§ **RECORDS FOR THE EXERCISE**
━━━━━━━━━━━━━━━━

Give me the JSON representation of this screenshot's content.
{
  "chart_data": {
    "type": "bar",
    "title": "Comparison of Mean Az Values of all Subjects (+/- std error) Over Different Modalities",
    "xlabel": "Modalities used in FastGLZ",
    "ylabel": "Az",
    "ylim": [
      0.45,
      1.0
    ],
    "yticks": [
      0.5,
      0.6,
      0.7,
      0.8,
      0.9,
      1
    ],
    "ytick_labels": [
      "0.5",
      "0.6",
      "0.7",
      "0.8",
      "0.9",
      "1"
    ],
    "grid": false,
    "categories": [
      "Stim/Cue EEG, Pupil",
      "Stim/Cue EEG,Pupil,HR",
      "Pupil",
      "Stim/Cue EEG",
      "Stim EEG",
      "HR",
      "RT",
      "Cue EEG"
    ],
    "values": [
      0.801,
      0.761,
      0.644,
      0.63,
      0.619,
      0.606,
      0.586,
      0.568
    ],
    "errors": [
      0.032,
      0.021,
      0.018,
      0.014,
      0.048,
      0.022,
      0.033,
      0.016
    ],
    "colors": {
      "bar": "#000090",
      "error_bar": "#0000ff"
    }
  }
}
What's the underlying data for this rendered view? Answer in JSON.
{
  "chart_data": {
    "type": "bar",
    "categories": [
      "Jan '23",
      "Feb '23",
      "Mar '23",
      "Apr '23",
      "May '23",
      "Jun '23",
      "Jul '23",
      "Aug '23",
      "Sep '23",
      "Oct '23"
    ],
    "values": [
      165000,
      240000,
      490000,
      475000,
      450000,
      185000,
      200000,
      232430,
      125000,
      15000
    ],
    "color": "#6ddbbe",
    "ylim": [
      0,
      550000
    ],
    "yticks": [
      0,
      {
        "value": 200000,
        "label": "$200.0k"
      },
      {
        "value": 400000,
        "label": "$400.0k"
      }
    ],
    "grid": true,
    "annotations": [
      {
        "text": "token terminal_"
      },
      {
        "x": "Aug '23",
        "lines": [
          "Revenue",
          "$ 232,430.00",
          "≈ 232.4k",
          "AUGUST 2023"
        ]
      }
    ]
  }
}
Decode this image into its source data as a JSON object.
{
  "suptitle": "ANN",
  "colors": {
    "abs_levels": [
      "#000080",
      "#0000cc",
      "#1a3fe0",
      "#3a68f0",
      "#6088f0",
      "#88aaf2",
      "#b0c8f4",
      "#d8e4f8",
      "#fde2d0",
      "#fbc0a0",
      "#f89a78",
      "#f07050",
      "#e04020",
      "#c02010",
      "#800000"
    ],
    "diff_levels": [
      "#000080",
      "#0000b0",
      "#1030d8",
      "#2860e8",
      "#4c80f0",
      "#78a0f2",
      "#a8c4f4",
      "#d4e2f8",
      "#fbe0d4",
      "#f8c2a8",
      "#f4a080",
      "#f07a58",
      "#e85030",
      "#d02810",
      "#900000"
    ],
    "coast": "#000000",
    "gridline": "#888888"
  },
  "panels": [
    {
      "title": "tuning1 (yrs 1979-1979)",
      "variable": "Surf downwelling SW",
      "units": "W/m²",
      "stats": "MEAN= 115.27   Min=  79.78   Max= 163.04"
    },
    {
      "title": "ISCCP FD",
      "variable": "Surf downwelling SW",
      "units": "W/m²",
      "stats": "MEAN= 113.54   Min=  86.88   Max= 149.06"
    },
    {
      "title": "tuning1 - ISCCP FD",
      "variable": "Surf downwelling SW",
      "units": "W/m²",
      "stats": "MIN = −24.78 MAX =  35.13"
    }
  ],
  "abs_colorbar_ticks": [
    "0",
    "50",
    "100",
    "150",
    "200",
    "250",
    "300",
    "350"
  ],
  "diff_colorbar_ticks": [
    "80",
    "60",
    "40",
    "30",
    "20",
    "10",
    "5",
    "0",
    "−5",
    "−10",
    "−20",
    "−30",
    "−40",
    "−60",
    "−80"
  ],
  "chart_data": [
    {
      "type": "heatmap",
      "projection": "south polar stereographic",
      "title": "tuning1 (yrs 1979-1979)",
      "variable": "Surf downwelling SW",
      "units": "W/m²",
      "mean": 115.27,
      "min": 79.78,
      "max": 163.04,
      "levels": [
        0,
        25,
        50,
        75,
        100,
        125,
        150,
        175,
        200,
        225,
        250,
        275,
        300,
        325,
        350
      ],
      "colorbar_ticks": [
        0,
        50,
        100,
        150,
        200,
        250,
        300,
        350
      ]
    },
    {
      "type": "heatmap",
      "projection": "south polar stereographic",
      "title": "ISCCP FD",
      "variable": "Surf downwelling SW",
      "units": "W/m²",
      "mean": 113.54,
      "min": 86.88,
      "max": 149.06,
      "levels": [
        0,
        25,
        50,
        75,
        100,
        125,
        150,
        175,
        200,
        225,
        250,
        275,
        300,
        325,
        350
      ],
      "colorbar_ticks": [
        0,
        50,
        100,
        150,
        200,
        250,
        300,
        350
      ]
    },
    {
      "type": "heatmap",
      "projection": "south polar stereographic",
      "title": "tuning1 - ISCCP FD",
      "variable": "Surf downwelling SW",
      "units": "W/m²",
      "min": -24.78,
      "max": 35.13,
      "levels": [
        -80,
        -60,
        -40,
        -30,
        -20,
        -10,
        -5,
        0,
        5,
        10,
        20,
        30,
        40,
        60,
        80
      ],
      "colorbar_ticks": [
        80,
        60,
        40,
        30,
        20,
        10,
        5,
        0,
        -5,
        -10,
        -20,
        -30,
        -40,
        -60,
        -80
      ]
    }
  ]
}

━━━━━━━━━━━━━━━━

§ **WHAT YOU WILL DO**
Make an exact copy of every line in the data.

§ **ANSWER TO THE PROBLEM**
Give me the JSON representation of this screenshot's content.
{
  "chart_data": {
    "type": "bar",
    "title": "Comparison of Mean Az Values of all Subjects (+/- std error) Over Different Modalities",
    "xlabel": "Modalities used in FastGLZ",
    "ylabel": "Az",
    "ylim": [
      0.45,
      1.0
    ],
    "yticks": [
      0.5,
      0.6,
      0.7,
      0.8,
      0.9,
      1
    ],
    "ytick_labels": [
      "0.5",
      "0.6",
      "0.7",
      "0.8",
      "0.9",
      "1"
    ],
    "grid": false,
    "categories": [
      "Stim/Cue EEG, Pupil",
      "Stim/Cue EEG,Pupil,HR",
      "Pupil",
      "Stim/Cue EEG",
      "Stim EEG",
      "HR",
      "RT",
      "Cue EEG"
    ],
    "values": [
      0.801,
      0.761,
      0.644,
      0.63,
      0.619,
      0.606,
      0.586,
      0.568
    ],
    "errors": [
      0.032,
      0.021,
      0.018,
      0.014,
      0.048,
      0.022,
      0.033,
      0.016
    ],
    "colors": {
      "bar": "#000090",
      "error_bar": "#0000ff"
    }
  }
}
What's the underlying data for this rendered view? Answer in JSON.
{
  "chart_data": {
    "type": "bar",
    "categories": [
      "Jan '23",
      "Feb '23",
      "Mar '23",
      "Apr '23",
      "May '23",
      "Jun '23",
      "Jul '23",
      "Aug '23",
      "Sep '23",
      "Oct '23"
    ],
    "values": [
      165000,
      240000,
      490000,
      475000,
      450000,
      185000,
      200000,
      232430,
      125000,
      15000
    ],
    "color": "#6ddbbe",
    "ylim": [
      0,
      550000
    ],
    "yticks": [
      0,
      {
        "value": 200000,
        "label": "$200.0k"
      },
      {
        "value": 400000,
        "label": "$400.0k"
      }
    ],
    "grid": true,
    "annotations": [
      {
        "text": "token terminal_"
      },
      {
        "x": "Aug '23",
        "lines": [
          "Revenue",
          "$ 232,430.00",
          "≈ 232.4k",
          "AUGUST 2023"
        ]
      }
    ]
  }
}
Decode this image into its source data as a JSON object.
{
  "suptitle": "ANN",
  "colors": {
    "abs_levels": [
      "#000080",
      "#0000cc",
      "#1a3fe0",
      "#3a68f0",
      "#6088f0",
      "#88aaf2",
      "#b0c8f4",
      "#d8e4f8",
      "#fde2d0",
      "#fbc0a0",
      "#f89a78",
      "#f07050",
      "#e04020",
      "#c02010",
      "#800000"
    ],
    "diff_levels": [
      "#000080",
      "#0000b0",
      "#1030d8",
      "#2860e8",
      "#4c80f0",
      "#78a0f2",
      "#a8c4f4",
      "#d4e2f8",
      "#fbe0d4",
      "#f8c2a8",
      "#f4a080",
      "#f07a58",
      "#e85030",
      "#d02810",
      "#900000"
    ],
    "coast": "#000000",
    "gridline": "#888888"
  },
  "panels": [
    {
      "title": "tuning1 (yrs 1979-1979)",
      "variable": "Surf downwelling SW",
      "units": "W/m²",
      "stats": "MEAN= 115.27   Min=  79.78   Max= 163.04"
    },
    {
      "title": "ISCCP FD",
      "variable": "Surf downwelling SW",
      "units": "W/m²",
      "stats": "MEAN= 113.54   Min=  86.88   Max= 149.06"
    },
    {
      "title": "tuning1 - ISCCP FD",
      "variable": "Surf downwelling SW",
      "units": "W/m²",
      "stats": "MIN = −24.78 MAX =  35.13"
    }
  ],
  "abs_colorbar_ticks": [
    "0",
    "50",
    "100",
    "150",
    "200",
    "250",
    "300",
    "350"
  ],
  "diff_colorbar_ticks": [
    "80",
    "60",
    "40",
    "30",
    "20",
    "10",
    "5",
    "0",
    "−5",
    "−10",
    "−20",
    "−30",
    "−40",
    "−60",
    "−80"
  ],
  "chart_data": [
    {
      "type": "heatmap",
      "projection": "south polar stereographic",
      "title": "tuning1 (yrs 1979-1979)",
      "variable": "Surf downwelling SW",
      "units": "W/m²",
      "mean": 115.27,
      "min": 79.78,
      "max": 163.04,
      "levels": [
        0,
        25,
        50,
        75,
        100,
        125,
        150,
        175,
        200,
        225,
        250,
        275,
        300,
        325,
        350
      ],
      "colorbar_ticks": [
        0,
        50,
        100,
        150,
        200,
        250,
        300,
        350
      ]
    },
    {
      "type": "heatmap",
      "projection": "south polar stereographic",
      "title": "ISCCP FD",
      "variable": "Surf downwelling SW",
      "units": "W/m²",
      "mean": 113.54,
      "min": 86.88,
      "max": 149.06,
      "levels": [
        0,
        25,
        50,
        75,
        100,
        125,
        150,
        175,
        200,
        225,
        250,
        275,
        300,
        325,
        350
      ],
      "colorbar_ticks": [
        0,
        50,
        100,
        150,
        200,
        250,
        300,
        350
      ]
    },
    {
      "type": "heatmap",
      "projection": "south polar stereographic",
      "title": "tuning1 - ISCCP FD",
      "variable": "Surf downwelling SW",
      "units": "W/m²",
      "min": -24.78,
      "max": 35.13,
      "levels": [
        -80,
        -60,
        -40,
        -30,
        -20,
        -10,
        -5,
        0,
        5,
        10,
        20,
        30,
        40,
        60,
        80
      ],
      "colorbar_ticks": [
        80,
        60,
        40,
        30,
        20,
        10,
        5,
        0,
        -5,
        -10,
        -20,
        -30,
        -40,
        -60,
        -80
      ]
    }
  ]
}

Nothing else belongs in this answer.